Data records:
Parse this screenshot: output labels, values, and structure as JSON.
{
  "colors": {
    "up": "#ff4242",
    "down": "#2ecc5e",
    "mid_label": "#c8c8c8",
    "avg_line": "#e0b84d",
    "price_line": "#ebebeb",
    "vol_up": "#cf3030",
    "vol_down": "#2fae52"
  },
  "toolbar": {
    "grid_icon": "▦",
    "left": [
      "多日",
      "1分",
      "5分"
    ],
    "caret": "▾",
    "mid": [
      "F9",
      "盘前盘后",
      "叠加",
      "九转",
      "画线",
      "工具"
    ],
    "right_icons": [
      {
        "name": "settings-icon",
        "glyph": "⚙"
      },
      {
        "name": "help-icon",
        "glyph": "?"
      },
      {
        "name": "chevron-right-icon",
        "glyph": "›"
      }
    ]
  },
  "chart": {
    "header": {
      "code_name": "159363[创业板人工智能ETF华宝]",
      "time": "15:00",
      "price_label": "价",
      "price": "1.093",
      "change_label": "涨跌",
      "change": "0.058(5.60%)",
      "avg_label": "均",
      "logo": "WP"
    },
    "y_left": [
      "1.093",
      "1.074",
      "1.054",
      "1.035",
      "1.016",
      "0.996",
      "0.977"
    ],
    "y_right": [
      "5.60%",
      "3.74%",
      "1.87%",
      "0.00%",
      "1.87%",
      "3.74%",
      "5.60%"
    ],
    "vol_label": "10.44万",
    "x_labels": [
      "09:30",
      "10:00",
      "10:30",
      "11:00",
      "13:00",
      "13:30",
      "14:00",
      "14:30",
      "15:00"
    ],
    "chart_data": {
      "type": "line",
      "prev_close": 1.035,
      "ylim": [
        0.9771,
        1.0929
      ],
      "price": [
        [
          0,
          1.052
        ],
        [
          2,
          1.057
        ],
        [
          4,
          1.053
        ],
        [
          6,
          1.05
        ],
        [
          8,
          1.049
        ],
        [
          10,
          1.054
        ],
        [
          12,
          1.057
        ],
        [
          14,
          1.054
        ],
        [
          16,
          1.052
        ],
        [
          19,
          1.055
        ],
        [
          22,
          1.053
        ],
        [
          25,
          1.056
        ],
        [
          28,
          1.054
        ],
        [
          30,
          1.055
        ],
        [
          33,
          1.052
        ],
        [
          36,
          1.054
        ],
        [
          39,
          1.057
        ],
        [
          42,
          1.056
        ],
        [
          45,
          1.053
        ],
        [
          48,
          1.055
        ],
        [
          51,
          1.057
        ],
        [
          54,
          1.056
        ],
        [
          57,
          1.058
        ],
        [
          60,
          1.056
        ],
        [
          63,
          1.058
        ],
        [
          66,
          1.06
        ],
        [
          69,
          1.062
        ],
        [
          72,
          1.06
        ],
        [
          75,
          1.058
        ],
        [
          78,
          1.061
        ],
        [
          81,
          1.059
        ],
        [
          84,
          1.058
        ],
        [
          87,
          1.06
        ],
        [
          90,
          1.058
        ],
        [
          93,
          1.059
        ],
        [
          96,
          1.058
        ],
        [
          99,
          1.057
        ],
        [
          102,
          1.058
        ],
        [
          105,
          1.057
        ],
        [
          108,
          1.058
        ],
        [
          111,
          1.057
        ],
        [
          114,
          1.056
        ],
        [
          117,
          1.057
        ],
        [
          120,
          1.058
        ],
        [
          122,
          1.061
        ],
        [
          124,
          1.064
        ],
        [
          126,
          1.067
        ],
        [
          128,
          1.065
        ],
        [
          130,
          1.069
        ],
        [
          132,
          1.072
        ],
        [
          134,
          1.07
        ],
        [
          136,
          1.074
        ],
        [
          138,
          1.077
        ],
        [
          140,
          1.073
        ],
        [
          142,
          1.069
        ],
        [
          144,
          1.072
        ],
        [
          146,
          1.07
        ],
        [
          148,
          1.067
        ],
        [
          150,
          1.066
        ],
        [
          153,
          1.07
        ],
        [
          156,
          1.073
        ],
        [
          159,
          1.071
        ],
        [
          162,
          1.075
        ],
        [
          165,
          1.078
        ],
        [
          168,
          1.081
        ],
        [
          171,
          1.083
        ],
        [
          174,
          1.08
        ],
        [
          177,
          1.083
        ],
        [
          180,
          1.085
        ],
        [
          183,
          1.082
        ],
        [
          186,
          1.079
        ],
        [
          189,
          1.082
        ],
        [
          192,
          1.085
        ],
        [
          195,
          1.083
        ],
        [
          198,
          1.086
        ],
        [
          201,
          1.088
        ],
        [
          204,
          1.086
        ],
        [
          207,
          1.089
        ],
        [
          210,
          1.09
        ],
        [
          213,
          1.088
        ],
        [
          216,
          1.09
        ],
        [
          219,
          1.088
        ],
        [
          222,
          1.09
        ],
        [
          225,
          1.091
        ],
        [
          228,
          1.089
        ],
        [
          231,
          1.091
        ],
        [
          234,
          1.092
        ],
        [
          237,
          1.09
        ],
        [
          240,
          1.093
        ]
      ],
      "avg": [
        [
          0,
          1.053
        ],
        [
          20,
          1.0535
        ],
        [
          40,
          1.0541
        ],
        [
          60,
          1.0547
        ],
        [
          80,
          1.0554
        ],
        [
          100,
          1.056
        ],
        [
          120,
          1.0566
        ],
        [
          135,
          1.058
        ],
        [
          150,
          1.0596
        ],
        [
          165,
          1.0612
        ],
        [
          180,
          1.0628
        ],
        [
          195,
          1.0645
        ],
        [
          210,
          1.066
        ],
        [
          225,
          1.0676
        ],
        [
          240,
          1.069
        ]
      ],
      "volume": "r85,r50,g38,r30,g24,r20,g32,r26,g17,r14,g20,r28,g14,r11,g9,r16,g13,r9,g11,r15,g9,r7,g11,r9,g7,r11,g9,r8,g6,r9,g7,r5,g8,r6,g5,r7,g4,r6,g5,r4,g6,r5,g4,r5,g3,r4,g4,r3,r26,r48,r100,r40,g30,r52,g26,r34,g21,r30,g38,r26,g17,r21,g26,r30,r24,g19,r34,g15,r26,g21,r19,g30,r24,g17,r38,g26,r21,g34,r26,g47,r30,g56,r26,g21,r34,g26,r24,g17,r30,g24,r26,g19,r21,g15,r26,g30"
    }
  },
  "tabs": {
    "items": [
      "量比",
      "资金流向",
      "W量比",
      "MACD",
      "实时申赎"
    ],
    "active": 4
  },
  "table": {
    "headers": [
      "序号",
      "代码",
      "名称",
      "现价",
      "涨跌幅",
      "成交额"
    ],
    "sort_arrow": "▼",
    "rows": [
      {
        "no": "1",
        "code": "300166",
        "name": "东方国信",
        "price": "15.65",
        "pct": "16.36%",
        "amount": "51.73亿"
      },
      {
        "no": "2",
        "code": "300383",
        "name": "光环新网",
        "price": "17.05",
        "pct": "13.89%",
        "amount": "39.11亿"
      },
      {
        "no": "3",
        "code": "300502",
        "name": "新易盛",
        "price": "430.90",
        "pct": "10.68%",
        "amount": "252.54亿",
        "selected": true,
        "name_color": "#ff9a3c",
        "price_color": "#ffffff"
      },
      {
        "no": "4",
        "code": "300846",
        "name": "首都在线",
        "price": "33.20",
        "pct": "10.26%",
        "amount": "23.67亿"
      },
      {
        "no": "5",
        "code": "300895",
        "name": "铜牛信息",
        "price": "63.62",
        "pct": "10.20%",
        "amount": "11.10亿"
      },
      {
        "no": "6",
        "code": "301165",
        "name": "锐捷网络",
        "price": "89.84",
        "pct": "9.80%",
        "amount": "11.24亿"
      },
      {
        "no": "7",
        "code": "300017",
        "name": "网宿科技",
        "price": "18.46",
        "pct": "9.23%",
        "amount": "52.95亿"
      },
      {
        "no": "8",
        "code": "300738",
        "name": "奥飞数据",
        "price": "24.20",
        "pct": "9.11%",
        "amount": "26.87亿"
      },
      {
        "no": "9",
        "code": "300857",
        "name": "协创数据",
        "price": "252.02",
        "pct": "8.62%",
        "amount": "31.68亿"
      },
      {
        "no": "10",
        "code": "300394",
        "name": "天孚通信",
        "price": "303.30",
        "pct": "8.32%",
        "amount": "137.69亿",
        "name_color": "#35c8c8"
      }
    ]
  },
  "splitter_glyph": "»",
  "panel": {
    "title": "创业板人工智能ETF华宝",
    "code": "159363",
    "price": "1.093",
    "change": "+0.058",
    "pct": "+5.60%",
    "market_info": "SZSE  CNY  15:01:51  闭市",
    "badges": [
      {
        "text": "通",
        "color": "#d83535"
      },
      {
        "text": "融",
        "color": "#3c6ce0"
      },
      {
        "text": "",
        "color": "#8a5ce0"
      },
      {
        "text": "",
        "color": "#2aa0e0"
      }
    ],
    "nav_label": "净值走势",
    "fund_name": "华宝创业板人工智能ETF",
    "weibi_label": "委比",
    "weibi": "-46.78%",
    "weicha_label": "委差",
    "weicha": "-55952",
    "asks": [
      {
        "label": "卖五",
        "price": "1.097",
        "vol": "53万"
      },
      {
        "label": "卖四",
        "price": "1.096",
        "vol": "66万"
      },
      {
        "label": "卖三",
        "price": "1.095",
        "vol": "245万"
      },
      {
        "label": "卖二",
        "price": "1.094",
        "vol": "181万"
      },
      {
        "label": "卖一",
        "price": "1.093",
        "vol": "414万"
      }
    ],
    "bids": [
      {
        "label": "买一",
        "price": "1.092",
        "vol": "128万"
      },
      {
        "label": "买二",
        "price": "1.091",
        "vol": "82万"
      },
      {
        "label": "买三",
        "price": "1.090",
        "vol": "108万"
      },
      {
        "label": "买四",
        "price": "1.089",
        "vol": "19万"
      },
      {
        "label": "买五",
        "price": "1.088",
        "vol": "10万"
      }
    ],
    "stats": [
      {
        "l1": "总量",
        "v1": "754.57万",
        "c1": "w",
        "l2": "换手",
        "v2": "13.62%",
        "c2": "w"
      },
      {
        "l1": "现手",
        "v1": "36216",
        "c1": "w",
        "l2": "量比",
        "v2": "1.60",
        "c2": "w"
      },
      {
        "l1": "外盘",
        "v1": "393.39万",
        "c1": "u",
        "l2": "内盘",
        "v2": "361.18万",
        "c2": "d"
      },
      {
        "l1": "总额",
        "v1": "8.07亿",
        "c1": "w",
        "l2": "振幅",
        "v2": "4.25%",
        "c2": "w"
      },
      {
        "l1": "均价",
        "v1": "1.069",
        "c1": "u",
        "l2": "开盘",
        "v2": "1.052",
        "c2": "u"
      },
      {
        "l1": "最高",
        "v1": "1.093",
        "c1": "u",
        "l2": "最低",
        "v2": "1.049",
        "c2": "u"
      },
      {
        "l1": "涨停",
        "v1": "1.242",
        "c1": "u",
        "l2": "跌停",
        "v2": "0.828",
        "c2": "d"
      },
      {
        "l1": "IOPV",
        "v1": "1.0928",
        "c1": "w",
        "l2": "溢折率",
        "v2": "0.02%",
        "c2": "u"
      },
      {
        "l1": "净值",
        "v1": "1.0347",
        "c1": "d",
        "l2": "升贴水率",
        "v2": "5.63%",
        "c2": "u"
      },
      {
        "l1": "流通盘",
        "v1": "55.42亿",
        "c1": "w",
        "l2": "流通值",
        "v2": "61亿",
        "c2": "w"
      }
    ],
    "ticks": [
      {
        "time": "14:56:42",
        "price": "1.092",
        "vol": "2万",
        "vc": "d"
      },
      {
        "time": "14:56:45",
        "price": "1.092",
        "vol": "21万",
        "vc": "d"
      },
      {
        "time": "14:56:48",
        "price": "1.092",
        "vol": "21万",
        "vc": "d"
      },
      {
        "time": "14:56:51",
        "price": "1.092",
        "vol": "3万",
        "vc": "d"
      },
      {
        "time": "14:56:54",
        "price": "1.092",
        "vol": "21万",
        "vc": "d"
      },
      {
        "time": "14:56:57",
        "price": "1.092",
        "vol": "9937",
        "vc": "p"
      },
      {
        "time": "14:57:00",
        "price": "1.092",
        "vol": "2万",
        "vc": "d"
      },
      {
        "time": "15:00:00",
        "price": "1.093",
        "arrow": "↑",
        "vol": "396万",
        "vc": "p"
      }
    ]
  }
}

## Given request
Search the data for the string "创业板人工智能ETF华宝". List each line that has it.

## Result for this task
      "code_name": "159363[创业板人工智能ETF华宝]",
    "title": "创业板人工智能ETF华宝",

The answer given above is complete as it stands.